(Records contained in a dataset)
........

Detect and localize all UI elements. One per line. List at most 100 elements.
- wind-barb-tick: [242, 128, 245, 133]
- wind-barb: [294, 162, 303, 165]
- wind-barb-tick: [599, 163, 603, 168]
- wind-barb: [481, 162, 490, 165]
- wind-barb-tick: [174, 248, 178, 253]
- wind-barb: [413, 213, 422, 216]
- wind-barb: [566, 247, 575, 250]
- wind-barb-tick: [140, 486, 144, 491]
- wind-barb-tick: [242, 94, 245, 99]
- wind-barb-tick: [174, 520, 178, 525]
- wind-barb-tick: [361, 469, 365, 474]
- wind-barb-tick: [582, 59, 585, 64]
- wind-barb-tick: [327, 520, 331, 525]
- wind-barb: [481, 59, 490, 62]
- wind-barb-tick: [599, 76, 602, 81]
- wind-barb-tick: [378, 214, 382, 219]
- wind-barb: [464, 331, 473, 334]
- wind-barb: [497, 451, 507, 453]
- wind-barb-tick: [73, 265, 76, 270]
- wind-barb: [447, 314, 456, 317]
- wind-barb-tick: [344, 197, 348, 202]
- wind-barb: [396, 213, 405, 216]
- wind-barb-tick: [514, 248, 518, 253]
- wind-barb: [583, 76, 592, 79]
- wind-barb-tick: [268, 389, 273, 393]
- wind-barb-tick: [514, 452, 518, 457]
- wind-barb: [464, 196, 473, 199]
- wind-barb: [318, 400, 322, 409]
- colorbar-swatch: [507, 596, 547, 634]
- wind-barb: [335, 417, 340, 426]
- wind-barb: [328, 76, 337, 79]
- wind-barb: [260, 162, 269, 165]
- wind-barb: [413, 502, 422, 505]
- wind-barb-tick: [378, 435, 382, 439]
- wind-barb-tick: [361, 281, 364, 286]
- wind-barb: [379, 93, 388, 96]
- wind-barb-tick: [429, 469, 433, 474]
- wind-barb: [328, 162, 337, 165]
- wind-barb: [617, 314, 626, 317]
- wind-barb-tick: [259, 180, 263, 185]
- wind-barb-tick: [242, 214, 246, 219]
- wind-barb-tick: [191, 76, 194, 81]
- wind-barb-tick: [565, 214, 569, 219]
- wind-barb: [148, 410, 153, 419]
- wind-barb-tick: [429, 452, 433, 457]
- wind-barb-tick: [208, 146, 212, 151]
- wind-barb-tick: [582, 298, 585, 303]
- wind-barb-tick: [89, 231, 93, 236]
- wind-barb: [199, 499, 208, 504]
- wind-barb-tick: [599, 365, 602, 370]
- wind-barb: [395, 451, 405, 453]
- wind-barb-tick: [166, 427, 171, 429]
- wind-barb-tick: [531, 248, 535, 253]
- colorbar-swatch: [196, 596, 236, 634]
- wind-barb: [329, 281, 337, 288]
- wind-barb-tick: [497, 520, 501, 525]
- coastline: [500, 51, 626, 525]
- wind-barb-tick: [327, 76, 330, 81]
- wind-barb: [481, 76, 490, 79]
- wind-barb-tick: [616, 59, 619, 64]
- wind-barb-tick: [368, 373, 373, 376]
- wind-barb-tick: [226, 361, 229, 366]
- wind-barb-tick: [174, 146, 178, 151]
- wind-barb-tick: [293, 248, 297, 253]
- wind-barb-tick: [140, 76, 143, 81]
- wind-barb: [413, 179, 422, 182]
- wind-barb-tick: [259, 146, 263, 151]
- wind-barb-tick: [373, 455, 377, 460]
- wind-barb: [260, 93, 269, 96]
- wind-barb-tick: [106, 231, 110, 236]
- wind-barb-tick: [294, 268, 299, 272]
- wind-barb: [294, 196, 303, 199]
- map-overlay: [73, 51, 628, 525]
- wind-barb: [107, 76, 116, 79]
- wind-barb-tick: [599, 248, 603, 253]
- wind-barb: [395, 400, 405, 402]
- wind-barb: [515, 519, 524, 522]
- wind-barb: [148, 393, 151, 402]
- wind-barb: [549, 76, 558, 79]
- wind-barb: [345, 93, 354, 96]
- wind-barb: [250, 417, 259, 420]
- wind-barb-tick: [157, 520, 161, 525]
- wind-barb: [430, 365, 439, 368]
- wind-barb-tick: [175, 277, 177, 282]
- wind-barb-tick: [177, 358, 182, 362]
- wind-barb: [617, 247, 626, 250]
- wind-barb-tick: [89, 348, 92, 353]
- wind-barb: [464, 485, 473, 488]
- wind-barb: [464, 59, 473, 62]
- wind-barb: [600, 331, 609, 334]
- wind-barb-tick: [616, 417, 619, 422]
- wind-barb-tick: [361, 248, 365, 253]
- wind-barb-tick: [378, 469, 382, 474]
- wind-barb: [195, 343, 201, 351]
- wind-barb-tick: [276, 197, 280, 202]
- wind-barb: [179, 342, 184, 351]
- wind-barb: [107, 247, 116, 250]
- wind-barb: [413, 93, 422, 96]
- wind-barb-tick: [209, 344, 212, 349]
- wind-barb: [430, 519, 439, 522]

........

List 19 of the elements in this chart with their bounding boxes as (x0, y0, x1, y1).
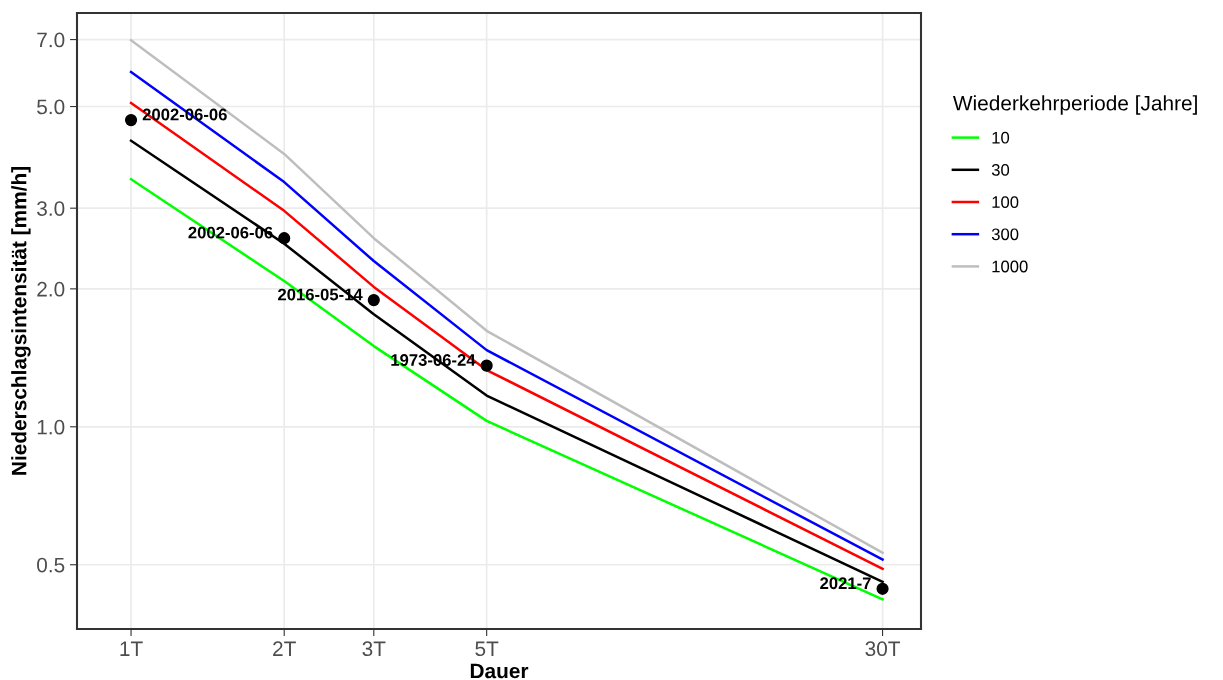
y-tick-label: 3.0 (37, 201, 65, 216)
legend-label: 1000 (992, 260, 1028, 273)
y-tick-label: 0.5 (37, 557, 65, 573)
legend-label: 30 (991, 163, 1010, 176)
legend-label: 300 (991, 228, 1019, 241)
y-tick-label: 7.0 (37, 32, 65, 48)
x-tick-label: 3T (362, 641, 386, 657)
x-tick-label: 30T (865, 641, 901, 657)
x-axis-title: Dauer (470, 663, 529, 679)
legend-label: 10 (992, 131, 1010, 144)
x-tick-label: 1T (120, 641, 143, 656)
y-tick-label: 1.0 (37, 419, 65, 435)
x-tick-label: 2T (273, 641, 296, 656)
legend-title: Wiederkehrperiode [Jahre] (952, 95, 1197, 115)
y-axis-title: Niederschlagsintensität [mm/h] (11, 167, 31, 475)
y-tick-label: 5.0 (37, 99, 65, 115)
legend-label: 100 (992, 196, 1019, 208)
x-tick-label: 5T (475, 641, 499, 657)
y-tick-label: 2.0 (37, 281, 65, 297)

........

Edit the lines from the line with "y-tick-label: 3.0 (37, 201, 65, 216)" to the line with "y-tick-label: 5.0 (37, 99, 65, 115)", replacing "legend-label" with "legend-entry" and leaving everything else unchanged. Return only those lines.

▸ EXPECTED ANSWER:
y-tick-label: 3.0 (37, 201, 65, 216)
legend-entry: 1000 (992, 260, 1028, 273)
y-tick-label: 0.5 (37, 557, 65, 573)
legend-entry: 30 (991, 163, 1010, 176)
legend-entry: 300 (991, 228, 1019, 241)
y-tick-label: 7.0 (37, 32, 65, 48)
x-tick-label: 3T (362, 641, 386, 657)
x-tick-label: 30T (865, 641, 901, 657)
x-axis-title: Dauer (470, 663, 529, 679)
legend-entry: 10 (992, 131, 1010, 144)
x-tick-label: 1T (120, 641, 143, 656)
y-tick-label: 1.0 (37, 419, 65, 435)
x-tick-label: 2T (273, 641, 296, 656)
legend-title: Wiederkehrperiode [Jahre] (952, 95, 1197, 115)
y-axis-title: Niederschlagsintensität [mm/h] (11, 167, 31, 475)
y-tick-label: 5.0 (37, 99, 65, 115)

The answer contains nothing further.